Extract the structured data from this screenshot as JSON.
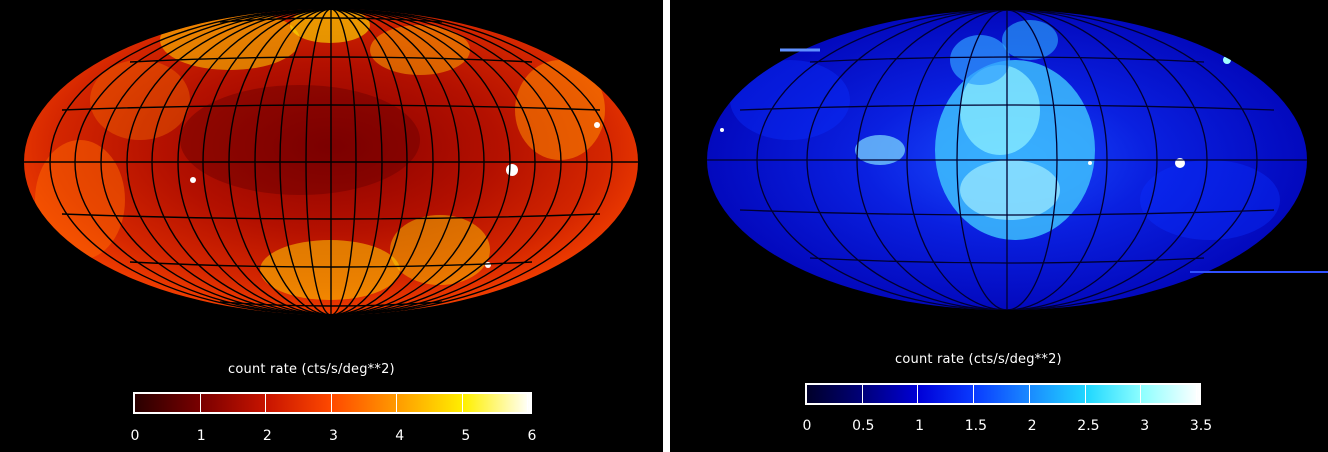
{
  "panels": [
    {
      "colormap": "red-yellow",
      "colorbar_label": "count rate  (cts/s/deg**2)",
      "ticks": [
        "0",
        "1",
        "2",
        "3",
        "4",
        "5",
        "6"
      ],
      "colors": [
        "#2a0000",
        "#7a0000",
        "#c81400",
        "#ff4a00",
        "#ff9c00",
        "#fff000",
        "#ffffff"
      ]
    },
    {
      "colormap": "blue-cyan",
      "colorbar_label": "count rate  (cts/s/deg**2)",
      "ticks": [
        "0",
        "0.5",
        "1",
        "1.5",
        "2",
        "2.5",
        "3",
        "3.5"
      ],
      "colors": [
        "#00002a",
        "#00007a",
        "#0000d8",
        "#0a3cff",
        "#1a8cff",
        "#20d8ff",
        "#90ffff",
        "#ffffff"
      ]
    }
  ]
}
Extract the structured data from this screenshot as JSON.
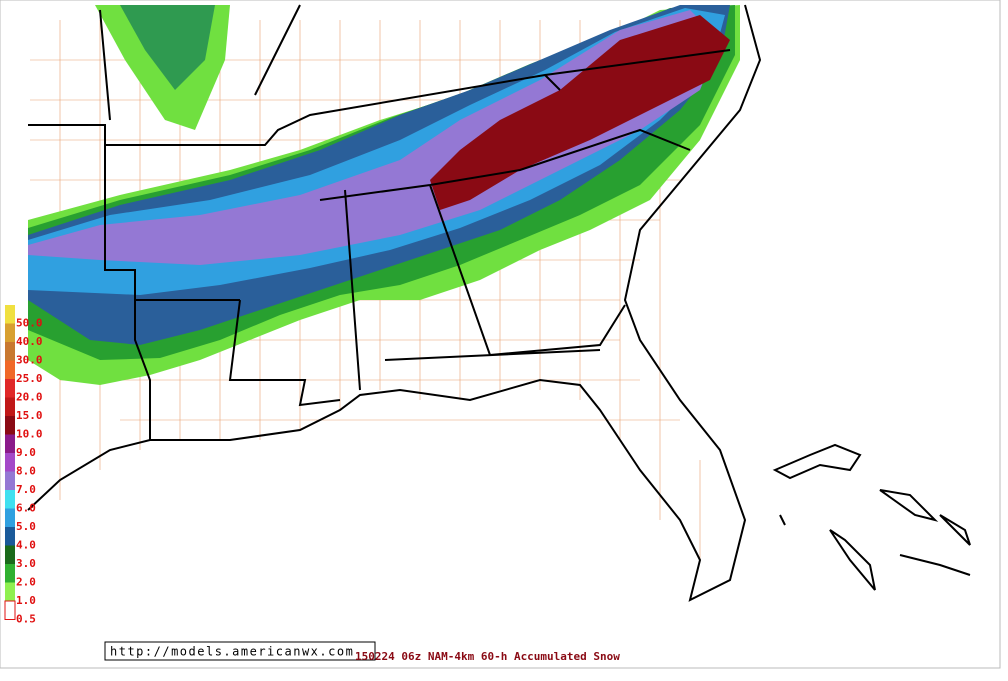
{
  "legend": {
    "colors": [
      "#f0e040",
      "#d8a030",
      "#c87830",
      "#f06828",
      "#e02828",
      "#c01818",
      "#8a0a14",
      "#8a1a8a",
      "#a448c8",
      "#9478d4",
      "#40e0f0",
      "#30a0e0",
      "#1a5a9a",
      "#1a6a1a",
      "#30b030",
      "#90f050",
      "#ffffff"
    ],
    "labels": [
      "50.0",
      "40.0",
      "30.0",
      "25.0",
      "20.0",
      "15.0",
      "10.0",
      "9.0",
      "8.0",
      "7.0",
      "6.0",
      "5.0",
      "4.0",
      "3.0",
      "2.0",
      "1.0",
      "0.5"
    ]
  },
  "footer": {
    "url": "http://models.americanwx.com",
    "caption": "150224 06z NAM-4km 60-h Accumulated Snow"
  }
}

--

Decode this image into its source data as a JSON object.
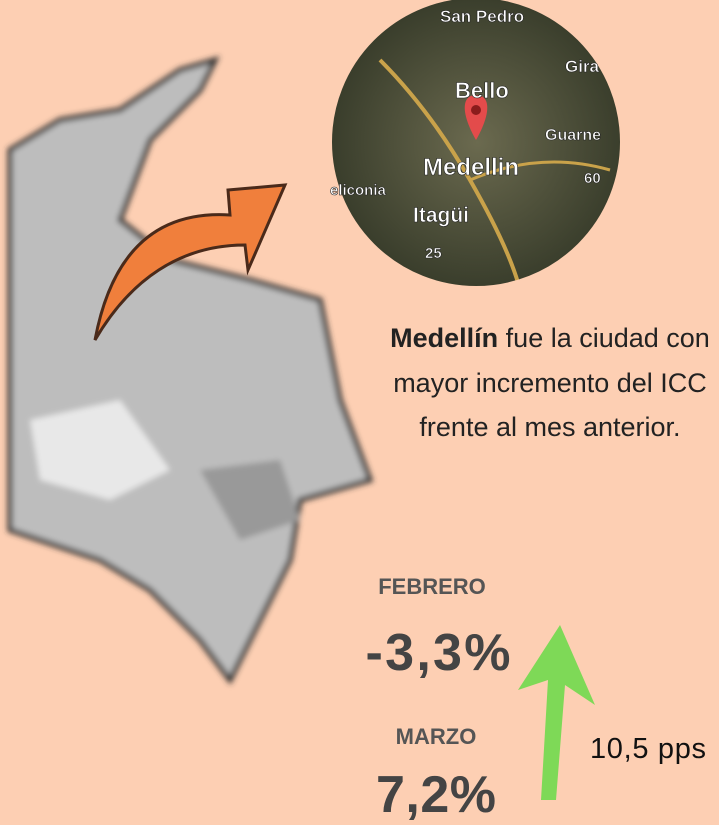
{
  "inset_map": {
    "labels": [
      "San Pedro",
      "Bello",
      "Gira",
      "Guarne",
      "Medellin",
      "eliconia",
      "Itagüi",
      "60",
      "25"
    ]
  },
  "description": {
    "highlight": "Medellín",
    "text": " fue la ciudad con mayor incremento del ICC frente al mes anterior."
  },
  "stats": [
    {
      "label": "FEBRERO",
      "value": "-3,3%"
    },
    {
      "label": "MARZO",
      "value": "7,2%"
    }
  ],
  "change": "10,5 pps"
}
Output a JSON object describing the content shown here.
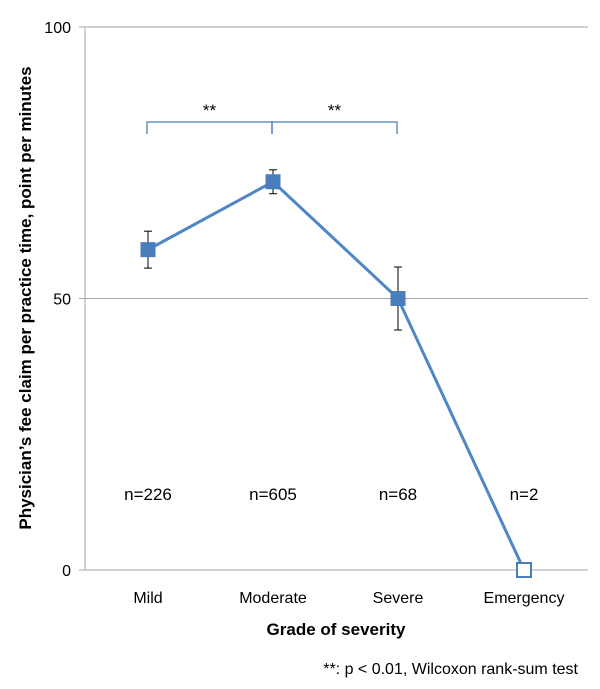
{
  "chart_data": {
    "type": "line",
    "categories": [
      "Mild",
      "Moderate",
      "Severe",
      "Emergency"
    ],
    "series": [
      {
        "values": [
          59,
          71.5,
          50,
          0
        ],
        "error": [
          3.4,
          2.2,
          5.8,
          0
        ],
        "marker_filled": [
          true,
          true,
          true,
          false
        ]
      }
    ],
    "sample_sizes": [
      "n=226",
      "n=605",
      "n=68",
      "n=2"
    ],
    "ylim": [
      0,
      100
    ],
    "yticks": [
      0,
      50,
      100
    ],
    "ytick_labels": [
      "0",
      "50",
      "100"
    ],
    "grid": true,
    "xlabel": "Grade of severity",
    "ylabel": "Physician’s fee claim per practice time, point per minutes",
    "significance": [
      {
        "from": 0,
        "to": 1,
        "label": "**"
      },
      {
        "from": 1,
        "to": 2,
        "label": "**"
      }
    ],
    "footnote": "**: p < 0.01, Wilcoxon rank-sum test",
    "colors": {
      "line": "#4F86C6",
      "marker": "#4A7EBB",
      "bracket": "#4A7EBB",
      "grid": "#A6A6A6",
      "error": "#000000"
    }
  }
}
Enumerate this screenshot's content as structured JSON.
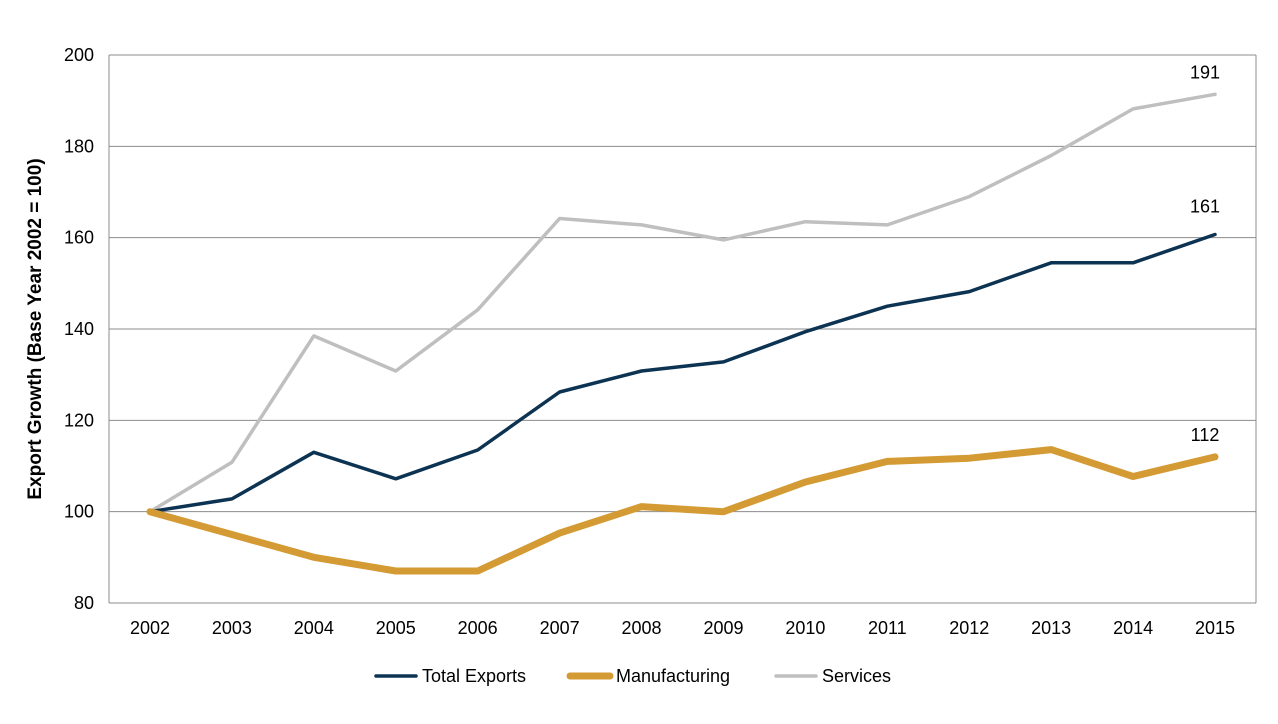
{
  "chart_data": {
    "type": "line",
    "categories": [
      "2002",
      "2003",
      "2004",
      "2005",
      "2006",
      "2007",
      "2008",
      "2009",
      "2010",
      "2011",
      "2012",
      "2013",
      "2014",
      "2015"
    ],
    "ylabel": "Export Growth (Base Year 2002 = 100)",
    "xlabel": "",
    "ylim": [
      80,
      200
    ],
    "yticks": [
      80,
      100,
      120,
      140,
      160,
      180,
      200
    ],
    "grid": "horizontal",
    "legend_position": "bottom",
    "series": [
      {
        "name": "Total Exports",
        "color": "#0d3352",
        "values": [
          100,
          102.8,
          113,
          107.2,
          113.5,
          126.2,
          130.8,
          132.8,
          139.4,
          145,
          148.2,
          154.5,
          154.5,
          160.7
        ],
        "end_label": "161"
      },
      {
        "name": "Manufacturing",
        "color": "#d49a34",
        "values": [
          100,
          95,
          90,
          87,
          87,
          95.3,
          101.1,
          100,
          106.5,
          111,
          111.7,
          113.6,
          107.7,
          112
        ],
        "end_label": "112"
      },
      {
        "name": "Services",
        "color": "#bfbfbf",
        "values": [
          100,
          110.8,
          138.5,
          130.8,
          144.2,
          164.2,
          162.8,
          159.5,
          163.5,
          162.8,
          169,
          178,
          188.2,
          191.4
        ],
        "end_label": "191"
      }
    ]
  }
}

...

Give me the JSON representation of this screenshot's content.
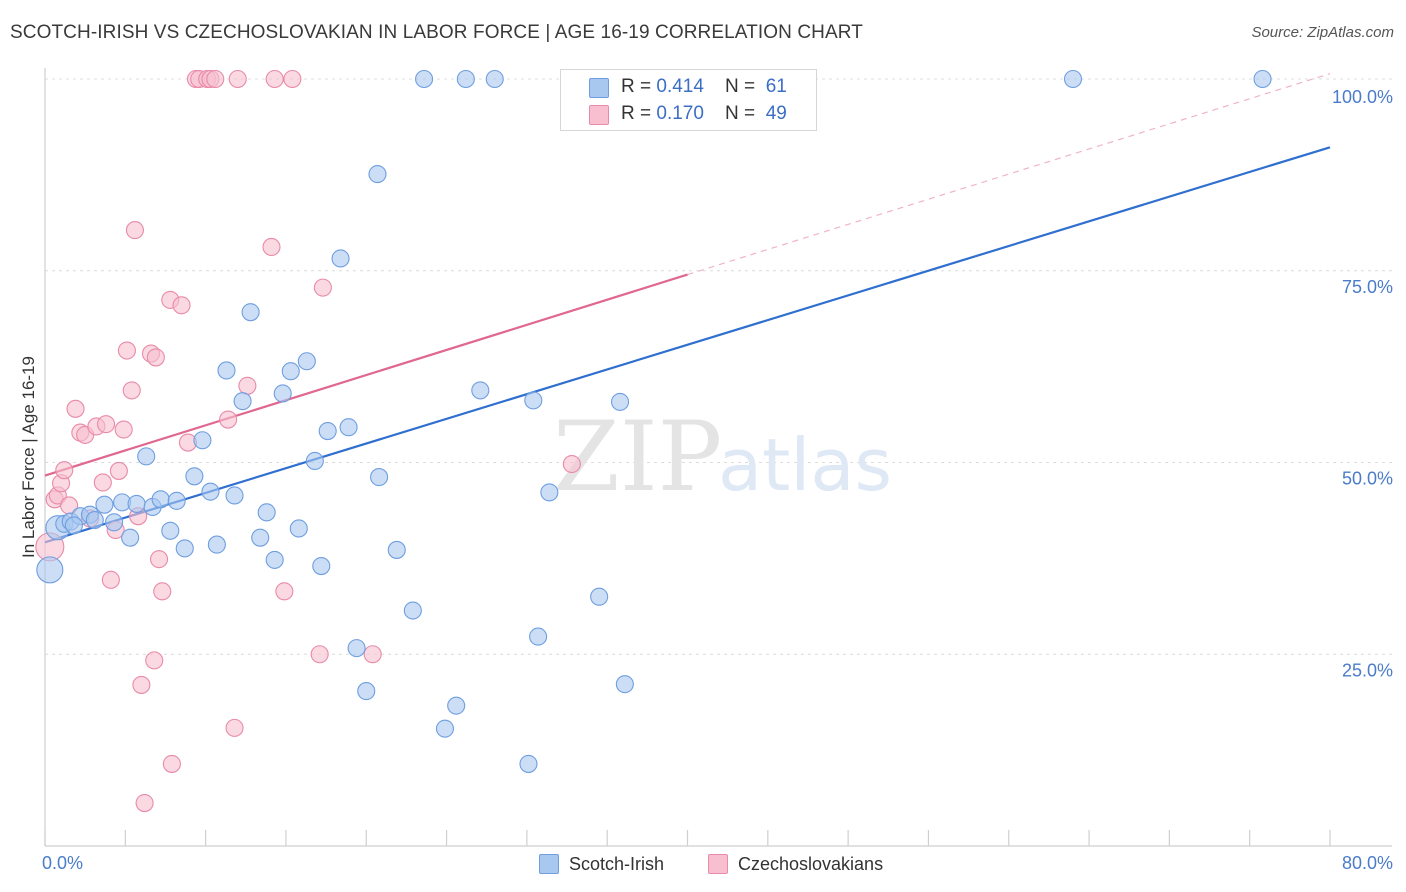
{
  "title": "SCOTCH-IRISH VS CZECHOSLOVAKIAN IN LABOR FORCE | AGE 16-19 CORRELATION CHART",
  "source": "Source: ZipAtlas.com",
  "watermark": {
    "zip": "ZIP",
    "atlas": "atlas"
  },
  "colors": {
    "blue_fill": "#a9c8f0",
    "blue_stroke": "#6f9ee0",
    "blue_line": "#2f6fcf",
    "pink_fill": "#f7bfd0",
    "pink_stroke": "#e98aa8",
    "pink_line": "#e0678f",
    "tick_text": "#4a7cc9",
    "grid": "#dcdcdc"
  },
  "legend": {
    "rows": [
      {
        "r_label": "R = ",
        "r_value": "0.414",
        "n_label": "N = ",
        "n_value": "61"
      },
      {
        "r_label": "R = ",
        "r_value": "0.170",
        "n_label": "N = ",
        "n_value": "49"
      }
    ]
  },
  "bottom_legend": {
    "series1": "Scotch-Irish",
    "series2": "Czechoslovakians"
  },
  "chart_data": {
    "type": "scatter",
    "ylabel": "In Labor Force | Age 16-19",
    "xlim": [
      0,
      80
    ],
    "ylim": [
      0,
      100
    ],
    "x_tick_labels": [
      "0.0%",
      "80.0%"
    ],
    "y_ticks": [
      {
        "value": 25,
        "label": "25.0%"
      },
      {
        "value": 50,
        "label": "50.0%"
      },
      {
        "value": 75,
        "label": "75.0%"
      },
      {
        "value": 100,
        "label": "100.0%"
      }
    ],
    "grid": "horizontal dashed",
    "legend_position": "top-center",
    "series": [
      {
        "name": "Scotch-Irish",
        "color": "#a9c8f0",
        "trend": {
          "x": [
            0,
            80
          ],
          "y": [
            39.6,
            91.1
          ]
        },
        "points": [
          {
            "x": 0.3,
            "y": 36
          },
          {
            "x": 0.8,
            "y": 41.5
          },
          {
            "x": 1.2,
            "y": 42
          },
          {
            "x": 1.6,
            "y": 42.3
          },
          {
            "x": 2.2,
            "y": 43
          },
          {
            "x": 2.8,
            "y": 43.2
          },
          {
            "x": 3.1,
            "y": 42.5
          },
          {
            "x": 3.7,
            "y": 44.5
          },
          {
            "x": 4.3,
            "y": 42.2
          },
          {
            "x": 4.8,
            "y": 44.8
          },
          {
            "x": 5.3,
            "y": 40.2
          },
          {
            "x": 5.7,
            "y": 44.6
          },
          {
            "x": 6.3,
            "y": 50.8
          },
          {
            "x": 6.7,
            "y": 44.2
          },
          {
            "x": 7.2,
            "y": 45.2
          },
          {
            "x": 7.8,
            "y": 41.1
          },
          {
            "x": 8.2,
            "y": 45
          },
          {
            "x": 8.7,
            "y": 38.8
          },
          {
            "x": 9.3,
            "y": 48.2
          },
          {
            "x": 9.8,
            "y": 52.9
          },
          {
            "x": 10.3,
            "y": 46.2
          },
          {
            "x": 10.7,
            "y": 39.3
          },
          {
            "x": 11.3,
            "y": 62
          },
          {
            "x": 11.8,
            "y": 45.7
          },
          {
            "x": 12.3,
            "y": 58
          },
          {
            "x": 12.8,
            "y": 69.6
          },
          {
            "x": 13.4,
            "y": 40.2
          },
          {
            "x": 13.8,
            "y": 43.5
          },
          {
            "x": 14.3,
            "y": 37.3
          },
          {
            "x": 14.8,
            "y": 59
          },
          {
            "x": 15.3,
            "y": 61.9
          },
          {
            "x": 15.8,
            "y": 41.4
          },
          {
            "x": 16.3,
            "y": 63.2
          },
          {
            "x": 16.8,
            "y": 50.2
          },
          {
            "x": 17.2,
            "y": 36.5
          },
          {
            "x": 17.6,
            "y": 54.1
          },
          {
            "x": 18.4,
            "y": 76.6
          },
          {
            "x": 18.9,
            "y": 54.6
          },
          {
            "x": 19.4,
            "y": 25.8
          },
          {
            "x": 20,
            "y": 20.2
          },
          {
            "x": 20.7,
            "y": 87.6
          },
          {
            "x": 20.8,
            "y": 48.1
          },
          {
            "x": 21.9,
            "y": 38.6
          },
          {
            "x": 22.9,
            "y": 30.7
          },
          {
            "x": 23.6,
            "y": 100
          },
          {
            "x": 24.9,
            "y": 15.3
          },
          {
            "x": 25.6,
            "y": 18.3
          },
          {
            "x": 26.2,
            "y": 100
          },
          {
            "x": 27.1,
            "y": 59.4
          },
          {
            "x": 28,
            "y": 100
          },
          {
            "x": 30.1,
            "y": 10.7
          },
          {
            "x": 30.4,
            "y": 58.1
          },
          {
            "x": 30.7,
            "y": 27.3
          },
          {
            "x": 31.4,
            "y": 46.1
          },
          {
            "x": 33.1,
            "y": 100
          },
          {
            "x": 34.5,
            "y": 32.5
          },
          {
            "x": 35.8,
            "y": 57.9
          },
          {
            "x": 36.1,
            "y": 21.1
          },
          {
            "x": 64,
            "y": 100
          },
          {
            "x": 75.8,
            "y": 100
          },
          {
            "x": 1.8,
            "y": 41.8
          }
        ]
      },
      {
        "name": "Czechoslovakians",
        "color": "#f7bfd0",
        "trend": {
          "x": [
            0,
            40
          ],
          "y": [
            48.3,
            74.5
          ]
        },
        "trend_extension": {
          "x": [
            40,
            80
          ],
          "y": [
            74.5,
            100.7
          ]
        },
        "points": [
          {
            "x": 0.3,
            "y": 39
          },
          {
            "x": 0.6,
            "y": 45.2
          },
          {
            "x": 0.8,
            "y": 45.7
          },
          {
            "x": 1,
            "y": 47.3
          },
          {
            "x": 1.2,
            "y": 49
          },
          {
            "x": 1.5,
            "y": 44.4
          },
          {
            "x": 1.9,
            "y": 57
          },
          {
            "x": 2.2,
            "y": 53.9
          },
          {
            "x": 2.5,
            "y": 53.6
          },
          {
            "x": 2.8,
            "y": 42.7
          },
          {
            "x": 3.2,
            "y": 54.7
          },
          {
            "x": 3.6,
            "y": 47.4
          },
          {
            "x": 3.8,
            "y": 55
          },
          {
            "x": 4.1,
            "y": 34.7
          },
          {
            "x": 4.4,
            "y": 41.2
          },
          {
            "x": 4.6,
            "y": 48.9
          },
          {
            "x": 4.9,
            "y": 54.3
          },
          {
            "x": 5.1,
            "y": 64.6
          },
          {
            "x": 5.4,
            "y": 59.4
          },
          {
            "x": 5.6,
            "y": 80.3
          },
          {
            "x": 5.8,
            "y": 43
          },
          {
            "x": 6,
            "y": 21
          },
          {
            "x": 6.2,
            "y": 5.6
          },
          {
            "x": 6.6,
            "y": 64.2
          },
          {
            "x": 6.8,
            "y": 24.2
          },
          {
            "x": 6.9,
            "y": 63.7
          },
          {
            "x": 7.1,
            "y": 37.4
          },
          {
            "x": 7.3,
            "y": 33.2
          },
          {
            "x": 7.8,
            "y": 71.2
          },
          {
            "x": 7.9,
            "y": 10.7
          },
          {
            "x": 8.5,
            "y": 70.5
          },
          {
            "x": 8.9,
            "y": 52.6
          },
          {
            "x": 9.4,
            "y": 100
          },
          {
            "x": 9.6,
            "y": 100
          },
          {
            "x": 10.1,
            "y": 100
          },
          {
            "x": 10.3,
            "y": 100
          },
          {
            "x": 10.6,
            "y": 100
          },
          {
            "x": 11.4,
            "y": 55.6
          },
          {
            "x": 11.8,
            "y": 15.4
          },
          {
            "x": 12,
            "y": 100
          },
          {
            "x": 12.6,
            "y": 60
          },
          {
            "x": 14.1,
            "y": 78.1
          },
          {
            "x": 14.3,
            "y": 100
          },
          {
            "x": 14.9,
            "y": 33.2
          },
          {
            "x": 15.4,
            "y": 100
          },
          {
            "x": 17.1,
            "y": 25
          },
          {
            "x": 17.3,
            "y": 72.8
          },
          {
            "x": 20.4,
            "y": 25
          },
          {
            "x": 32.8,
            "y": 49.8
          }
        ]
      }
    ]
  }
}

§ Exercise prompt: Check every line for "this" and show the ones that have it.

§ Output below:
Extract the structured data from this screenshot as JSON.
Extract the structured data from this screenshot as JSON.
Decode this image into its source data as a JSON object.
Enumerate this screenshot's content as structured JSON.
Give me the JSON representation of this screenshot's content.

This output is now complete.